Supplied entries:
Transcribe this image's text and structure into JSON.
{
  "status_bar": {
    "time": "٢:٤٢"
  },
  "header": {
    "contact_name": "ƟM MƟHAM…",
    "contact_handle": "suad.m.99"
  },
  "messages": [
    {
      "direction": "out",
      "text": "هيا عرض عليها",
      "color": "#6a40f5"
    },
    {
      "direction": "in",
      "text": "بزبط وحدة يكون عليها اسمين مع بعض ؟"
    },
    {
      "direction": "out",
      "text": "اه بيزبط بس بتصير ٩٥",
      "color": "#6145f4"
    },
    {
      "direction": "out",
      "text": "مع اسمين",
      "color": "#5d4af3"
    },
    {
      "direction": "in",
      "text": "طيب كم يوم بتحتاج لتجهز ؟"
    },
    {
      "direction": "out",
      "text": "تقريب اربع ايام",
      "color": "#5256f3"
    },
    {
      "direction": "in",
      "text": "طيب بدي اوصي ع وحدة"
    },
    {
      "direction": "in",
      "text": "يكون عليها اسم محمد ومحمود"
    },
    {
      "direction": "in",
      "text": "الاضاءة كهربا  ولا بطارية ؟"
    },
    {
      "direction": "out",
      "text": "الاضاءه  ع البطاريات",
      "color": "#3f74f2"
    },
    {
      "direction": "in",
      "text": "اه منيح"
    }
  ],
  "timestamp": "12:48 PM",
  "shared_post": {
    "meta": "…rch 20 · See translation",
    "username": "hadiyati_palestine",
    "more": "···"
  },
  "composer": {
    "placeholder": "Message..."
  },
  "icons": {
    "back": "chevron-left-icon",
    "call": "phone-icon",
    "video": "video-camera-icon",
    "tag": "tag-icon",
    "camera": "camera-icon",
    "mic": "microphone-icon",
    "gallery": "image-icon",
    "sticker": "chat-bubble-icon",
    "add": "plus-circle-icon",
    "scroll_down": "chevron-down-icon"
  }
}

Aim:
Every entry must be output again, exactly as written above.

Result for this exercise:
Transcribe this image's text and structure into JSON.
{
  "status_bar": {
    "time": "٢:٤٢"
  },
  "header": {
    "contact_name": "ƟM MƟHAM…",
    "contact_handle": "suad.m.99"
  },
  "messages": [
    {
      "direction": "out",
      "text": "هيا عرض عليها",
      "color": "#6a40f5"
    },
    {
      "direction": "in",
      "text": "بزبط وحدة يكون عليها اسمين مع بعض ؟"
    },
    {
      "direction": "out",
      "text": "اه بيزبط بس بتصير ٩٥",
      "color": "#6145f4"
    },
    {
      "direction": "out",
      "text": "مع اسمين",
      "color": "#5d4af3"
    },
    {
      "direction": "in",
      "text": "طيب كم يوم بتحتاج لتجهز ؟"
    },
    {
      "direction": "out",
      "text": "تقريب اربع ايام",
      "color": "#5256f3"
    },
    {
      "direction": "in",
      "text": "طيب بدي اوصي ع وحدة"
    },
    {
      "direction": "in",
      "text": "يكون عليها اسم محمد ومحمود"
    },
    {
      "direction": "in",
      "text": "الاضاءة كهربا  ولا بطارية ؟"
    },
    {
      "direction": "out",
      "text": "الاضاءه  ع البطاريات",
      "color": "#3f74f2"
    },
    {
      "direction": "in",
      "text": "اه منيح"
    }
  ],
  "timestamp": "12:48 PM",
  "shared_post": {
    "meta": "…rch 20 · See translation",
    "username": "hadiyati_palestine",
    "more": "···"
  },
  "composer": {
    "placeholder": "Message..."
  },
  "icons": {
    "back": "chevron-left-icon",
    "call": "phone-icon",
    "video": "video-camera-icon",
    "tag": "tag-icon",
    "camera": "camera-icon",
    "mic": "microphone-icon",
    "gallery": "image-icon",
    "sticker": "chat-bubble-icon",
    "add": "plus-circle-icon",
    "scroll_down": "chevron-down-icon"
  }
}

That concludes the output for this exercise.